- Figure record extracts
>>>>

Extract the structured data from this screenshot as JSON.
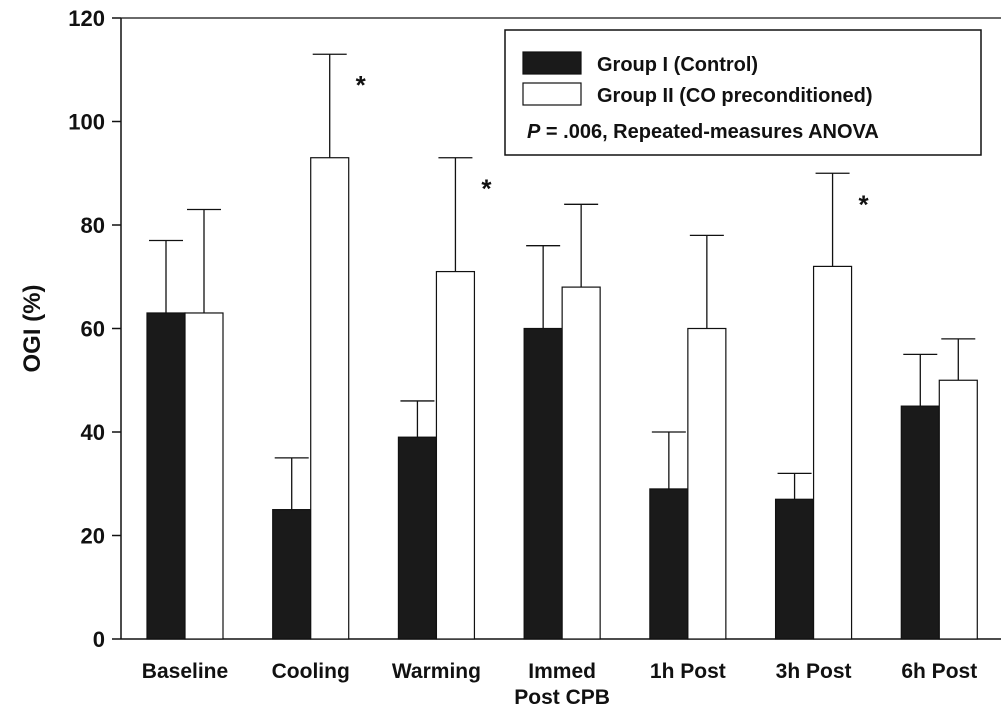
{
  "chart_data": {
    "type": "bar",
    "title": "",
    "xlabel": "",
    "ylabel": "OGI (%)",
    "ylim": [
      0,
      120
    ],
    "yticks": [
      0,
      20,
      40,
      60,
      80,
      100,
      120
    ],
    "categories": [
      [
        "Baseline"
      ],
      [
        "Cooling"
      ],
      [
        "Warming"
      ],
      [
        "Immed",
        "Post CPB"
      ],
      [
        "1h Post"
      ],
      [
        "3h Post"
      ],
      [
        "6h Post"
      ]
    ],
    "series": [
      {
        "name": "Group I (Control)",
        "fill": "#1a1a1a",
        "values": [
          63,
          25,
          39,
          60,
          29,
          27,
          45
        ],
        "error_upper": [
          77,
          35,
          46,
          76,
          40,
          32,
          55
        ]
      },
      {
        "name": "Group II (CO preconditioned)",
        "fill": "#ffffff",
        "values": [
          63,
          93,
          71,
          68,
          60,
          72,
          50
        ],
        "error_upper": [
          83,
          113,
          93,
          84,
          78,
          90,
          58
        ]
      }
    ],
    "significance": [
      {
        "category_index": 1,
        "label": "*"
      },
      {
        "category_index": 2,
        "label": "*"
      },
      {
        "category_index": 5,
        "label": "*"
      }
    ],
    "legend_position": "top-right",
    "annotation": {
      "italic": "P",
      "text": " = .006, Repeated-measures ANOVA"
    },
    "grid": false
  }
}
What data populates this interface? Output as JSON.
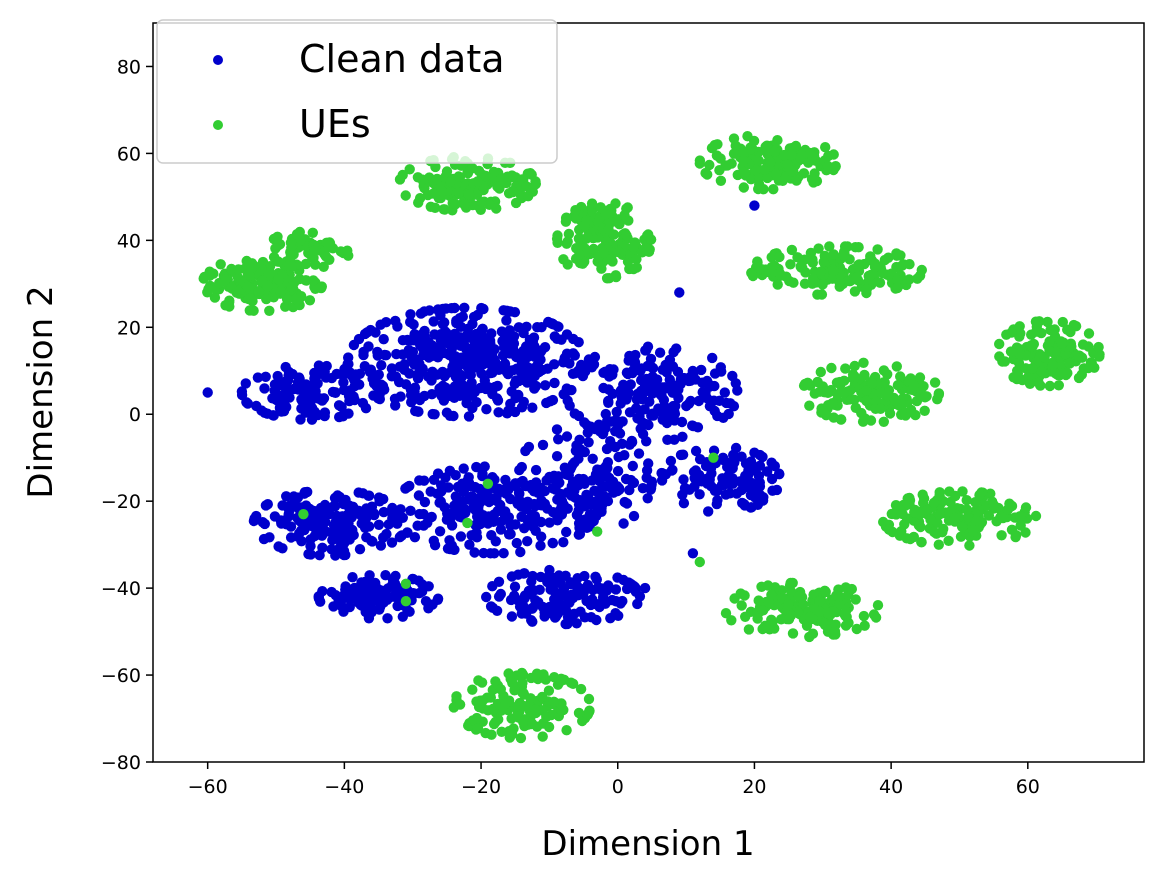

<<<<

- Task requirements
Work out how many lines in the records above hold the string "this", then give only that count.

- Full solution
2